## Objective
Print the entire listing. Each line must match the original exactly.

[Figure content listings]
# # #
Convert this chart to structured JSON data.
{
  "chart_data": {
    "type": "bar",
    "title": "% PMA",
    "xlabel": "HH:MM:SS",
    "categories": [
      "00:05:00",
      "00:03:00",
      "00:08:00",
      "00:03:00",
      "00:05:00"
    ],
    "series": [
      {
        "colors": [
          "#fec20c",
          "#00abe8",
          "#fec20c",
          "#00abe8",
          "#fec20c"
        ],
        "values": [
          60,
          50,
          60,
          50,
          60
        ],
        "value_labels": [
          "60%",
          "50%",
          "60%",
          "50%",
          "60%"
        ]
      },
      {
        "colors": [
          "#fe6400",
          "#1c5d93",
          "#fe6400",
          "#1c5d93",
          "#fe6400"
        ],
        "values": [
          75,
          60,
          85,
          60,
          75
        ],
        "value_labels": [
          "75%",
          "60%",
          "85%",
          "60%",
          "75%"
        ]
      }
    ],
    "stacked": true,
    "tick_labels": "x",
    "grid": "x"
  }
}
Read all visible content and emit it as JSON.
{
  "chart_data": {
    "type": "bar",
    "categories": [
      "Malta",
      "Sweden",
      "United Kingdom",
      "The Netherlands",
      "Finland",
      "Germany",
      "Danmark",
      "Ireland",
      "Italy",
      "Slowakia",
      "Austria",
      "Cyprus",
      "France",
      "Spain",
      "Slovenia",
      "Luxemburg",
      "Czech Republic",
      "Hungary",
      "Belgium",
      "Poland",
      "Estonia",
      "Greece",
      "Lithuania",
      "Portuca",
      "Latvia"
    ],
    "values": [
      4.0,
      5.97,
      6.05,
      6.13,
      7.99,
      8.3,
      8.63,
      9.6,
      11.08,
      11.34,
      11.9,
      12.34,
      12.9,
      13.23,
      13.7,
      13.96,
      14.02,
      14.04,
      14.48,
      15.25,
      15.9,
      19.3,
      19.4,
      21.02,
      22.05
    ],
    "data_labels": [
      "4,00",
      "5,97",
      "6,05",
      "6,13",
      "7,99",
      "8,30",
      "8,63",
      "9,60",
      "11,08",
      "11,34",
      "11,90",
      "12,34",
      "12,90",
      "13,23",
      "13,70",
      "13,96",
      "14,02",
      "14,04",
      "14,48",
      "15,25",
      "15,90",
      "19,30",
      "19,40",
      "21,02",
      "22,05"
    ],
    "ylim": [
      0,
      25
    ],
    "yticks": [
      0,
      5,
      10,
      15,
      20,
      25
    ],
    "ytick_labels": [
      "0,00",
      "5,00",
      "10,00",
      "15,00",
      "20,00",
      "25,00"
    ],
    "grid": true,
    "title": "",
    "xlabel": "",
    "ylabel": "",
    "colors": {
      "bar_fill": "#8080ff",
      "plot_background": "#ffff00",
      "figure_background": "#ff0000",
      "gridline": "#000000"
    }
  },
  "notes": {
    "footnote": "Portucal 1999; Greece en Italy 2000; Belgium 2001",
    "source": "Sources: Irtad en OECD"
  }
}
# # #
## Task output
Convert this chart to structured JSON data.
{
  "chart_data": {
    "type": "bar",
    "title": "% PMA",
    "xlabel": "HH:MM:SS",
    "categories": [
      "00:05:00",
      "00:03:00",
      "00:08:00",
      "00:03:00",
      "00:05:00"
    ],
    "series": [
      {
        "colors": [
          "#fec20c",
          "#00abe8",
          "#fec20c",
          "#00abe8",
          "#fec20c"
        ],
        "values": [
          60,
          50,
          60,
          50,
          60
        ],
        "value_labels": [
          "60%",
          "50%",
          "60%",
          "50%",
          "60%"
        ]
      },
      {
        "colors": [
          "#fe6400",
          "#1c5d93",
          "#fe6400",
          "#1c5d93",
          "#fe6400"
        ],
        "values": [
          75,
          60,
          85,
          60,
          75
        ],
        "value_labels": [
          "75%",
          "60%",
          "85%",
          "60%",
          "75%"
        ]
      }
    ],
    "stacked": true,
    "tick_labels": "x",
    "grid": "x"
  }
}
Read all visible content and emit it as JSON.
{
  "chart_data": {
    "type": "bar",
    "categories": [
      "Malta",
      "Sweden",
      "United Kingdom",
      "The Netherlands",
      "Finland",
      "Germany",
      "Danmark",
      "Ireland",
      "Italy",
      "Slowakia",
      "Austria",
      "Cyprus",
      "France",
      "Spain",
      "Slovenia",
      "Luxemburg",
      "Czech Republic",
      "Hungary",
      "Belgium",
      "Poland",
      "Estonia",
      "Greece",
      "Lithuania",
      "Portuca",
      "Latvia"
    ],
    "values": [
      4.0,
      5.97,
      6.05,
      6.13,
      7.99,
      8.3,
      8.63,
      9.6,
      11.08,
      11.34,
      11.9,
      12.34,
      12.9,
      13.23,
      13.7,
      13.96,
      14.02,
      14.04,
      14.48,
      15.25,
      15.9,
      19.3,
      19.4,
      21.02,
      22.05
    ],
    "data_labels": [
      "4,00",
      "5,97",
      "6,05",
      "6,13",
      "7,99",
      "8,30",
      "8,63",
      "9,60",
      "11,08",
      "11,34",
      "11,90",
      "12,34",
      "12,90",
      "13,23",
      "13,70",
      "13,96",
      "14,02",
      "14,04",
      "14,48",
      "15,25",
      "15,90",
      "19,30",
      "19,40",
      "21,02",
      "22,05"
    ],
    "ylim": [
      0,
      25
    ],
    "yticks": [
      0,
      5,
      10,
      15,
      20,
      25
    ],
    "ytick_labels": [
      "0,00",
      "5,00",
      "10,00",
      "15,00",
      "20,00",
      "25,00"
    ],
    "grid": true,
    "title": "",
    "xlabel": "",
    "ylabel": "",
    "colors": {
      "bar_fill": "#8080ff",
      "plot_background": "#ffff00",
      "figure_background": "#ff0000",
      "gridline": "#000000"
    }
  },
  "notes": {
    "footnote": "Portucal 1999; Greece en Italy 2000; Belgium 2001",
    "source": "Sources: Irtad en OECD"
  }
}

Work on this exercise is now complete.